- **GIVEN PASSAGE**:
----

Hi Marian, I was one of the honored ones in that I had Miss Longenecker as a first grader and also a sixth grader. After recess at noon, I remember we came in and put our heads down on our desks and rested while she played the piano. And in sixth grade she read to us after lunch. Fond memories for sure!
Audrey, hello and welcome! I’m thrilled to see your name in this space. Although Aunt Ruthie had a long teaching career, I didn’t know you had her for a teacher – twice! I remember something special after lunch too: reading from chapter books. I guess she knew we had to digest our food before we began our studies again.
Thanks for visiting here! I hope you’ll stop by soon again!
Marian, I didn’t go to kindergarten either. I was five when I started first grade.
The phrase “praise the fishes” is new to me. I like the thought that it comes from the feeding of the 5000.
Such precious memories!
Thank you for popping in here again, Bonnie. You must have been a smart one to begin grade school at 5 1/2 . (Yes, I know your birthday is in December – ha!) I wonder if you ever had your mother as a teacher.
About “praise the fishes” ~ I think the consensus is that it refers to the feeding of the 5000.

----

- **Document layout detection data**:
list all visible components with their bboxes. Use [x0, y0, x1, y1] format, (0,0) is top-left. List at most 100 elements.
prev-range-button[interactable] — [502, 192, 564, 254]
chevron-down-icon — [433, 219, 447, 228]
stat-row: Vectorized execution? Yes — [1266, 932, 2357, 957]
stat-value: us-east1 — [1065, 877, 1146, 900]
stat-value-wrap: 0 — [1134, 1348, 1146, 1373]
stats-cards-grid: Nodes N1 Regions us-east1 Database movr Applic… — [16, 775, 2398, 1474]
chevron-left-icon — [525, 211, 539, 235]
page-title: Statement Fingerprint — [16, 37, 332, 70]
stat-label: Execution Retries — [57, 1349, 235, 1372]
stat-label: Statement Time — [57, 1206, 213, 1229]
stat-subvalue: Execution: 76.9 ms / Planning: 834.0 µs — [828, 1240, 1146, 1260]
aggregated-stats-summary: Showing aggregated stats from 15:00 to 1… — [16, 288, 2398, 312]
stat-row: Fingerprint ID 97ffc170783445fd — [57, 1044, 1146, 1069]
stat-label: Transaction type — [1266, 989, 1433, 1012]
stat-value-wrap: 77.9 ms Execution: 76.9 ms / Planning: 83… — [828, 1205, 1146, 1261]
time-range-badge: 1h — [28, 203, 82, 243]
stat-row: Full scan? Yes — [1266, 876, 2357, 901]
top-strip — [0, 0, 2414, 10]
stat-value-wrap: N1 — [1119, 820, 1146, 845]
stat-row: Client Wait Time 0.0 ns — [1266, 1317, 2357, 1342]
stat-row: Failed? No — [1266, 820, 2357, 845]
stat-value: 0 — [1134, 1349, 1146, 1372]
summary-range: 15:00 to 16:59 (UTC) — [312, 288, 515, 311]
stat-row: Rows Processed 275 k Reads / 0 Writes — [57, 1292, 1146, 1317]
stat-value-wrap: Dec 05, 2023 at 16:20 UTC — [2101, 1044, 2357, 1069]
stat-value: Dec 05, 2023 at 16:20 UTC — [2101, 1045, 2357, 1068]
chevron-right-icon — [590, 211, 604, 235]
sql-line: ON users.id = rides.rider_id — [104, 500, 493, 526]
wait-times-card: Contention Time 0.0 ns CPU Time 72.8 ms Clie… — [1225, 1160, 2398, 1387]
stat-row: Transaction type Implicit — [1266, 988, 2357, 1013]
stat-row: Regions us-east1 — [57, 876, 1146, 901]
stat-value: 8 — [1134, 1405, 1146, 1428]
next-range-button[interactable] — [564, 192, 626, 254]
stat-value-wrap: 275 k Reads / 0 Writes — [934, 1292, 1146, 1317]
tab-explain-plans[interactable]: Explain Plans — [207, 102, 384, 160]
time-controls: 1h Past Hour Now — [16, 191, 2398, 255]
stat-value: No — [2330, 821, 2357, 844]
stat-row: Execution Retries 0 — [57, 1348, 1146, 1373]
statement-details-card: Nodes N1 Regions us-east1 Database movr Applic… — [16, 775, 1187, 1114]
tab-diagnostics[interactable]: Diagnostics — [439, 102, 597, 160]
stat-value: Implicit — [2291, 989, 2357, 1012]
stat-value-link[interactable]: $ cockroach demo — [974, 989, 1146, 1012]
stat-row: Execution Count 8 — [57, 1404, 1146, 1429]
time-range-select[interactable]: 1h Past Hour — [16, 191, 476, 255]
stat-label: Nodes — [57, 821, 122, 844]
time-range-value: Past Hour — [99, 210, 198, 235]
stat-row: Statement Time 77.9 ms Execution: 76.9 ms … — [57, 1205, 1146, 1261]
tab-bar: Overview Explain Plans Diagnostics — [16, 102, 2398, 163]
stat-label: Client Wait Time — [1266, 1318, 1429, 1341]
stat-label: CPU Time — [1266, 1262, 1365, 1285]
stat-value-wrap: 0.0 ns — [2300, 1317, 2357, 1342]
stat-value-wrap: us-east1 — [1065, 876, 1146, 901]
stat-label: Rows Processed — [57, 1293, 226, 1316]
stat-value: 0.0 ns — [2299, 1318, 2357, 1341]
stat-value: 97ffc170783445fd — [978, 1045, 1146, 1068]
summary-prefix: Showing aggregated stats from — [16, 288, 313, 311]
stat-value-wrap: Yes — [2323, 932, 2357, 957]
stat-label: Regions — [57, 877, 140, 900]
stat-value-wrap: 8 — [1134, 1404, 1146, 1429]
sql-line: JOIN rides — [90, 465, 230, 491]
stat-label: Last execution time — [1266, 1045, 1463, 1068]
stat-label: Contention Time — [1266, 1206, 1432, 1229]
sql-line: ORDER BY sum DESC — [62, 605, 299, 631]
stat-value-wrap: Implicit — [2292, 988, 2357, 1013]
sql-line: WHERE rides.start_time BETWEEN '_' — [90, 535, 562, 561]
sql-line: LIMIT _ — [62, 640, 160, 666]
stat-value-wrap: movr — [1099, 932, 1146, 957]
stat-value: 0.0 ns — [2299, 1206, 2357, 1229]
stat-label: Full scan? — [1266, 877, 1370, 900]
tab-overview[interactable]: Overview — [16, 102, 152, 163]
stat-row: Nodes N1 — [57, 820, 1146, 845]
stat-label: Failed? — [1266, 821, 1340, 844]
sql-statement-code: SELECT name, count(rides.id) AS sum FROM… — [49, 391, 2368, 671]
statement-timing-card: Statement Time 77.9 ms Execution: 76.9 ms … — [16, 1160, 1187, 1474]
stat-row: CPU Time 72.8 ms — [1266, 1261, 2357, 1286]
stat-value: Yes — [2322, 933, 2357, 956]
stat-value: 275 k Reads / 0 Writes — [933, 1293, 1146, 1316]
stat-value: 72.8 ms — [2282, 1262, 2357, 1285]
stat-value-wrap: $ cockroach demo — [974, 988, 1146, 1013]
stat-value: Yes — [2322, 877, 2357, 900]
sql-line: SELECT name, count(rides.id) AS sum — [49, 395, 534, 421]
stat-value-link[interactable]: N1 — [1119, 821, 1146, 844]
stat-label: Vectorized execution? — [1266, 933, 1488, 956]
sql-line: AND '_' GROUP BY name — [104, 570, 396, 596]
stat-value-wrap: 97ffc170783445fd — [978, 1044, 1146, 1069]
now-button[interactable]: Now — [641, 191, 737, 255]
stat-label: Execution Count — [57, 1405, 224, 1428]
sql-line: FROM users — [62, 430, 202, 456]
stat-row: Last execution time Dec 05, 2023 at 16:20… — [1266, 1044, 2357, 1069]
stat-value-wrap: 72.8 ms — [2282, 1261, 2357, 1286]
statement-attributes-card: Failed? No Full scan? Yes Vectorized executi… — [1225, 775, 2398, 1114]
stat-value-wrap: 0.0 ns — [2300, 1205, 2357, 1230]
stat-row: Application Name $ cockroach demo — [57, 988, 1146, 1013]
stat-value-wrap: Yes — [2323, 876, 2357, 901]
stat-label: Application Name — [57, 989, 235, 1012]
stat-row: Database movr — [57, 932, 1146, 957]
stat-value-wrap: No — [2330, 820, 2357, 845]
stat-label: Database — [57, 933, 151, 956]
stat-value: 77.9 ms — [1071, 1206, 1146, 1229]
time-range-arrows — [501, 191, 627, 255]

----

- **EXERCISE INSTRUCTIONS**:
a) In the comment thread about Miss Longenecker, what did she do while her first graders rested with their heads on their desks?
b) Pick up the comment thread about Miss Longenecker where it stops and keep it going.

- **EXPECTED OUTPUTS**:
a) She played the piano.

b)
Yes. My mother was my 3rd grade teacher. She didn’t want to teach me, but we moved into the school district after school had started. The other 3rd grade was full, so I went into her class. She gave me my first B and my first paddling.😄 In one of my grades the teacher wanted to “double promote” me. Mom wouldn’t let them. She wanted me to progress with my age group.
My Mom was a wonderful teacher. All of her students said she was their favorite teacher. She taught 5th grade for many years. I had many of her students as patients, and they all loved her. I got many wonderful condolences from them.
Your mother and my aunt, peas from the same pod. How wonderful that her memory lives on in her students . . . and your patients too – wow!
Mama Ima was a wise woman and didn’t let your close relationship interfere with guiding you in the right direction. In other words, she didn’t play favorites either. Thanks for answering my question, Bonnie!
Wow, Marian… the diary and the memories… It is all so very special and precious. As a teacher myself, I can relate to Aunt Ruthie’s notes. I assume “Praise the fishes!” is a version of “Praise the Lord” or “Thank God” (school is over soon).
In Belgium, children go to kinder garden at the age of 2.5 (not mandatory), for three or four years, before 1st grade (mandatory). So, once you are potty trained, you basically go to school, which is what I did. Easy for the parents, and this might explain why every parent I ever knew worked and works full-time. The school year runs from September 1st to June 30th, every year.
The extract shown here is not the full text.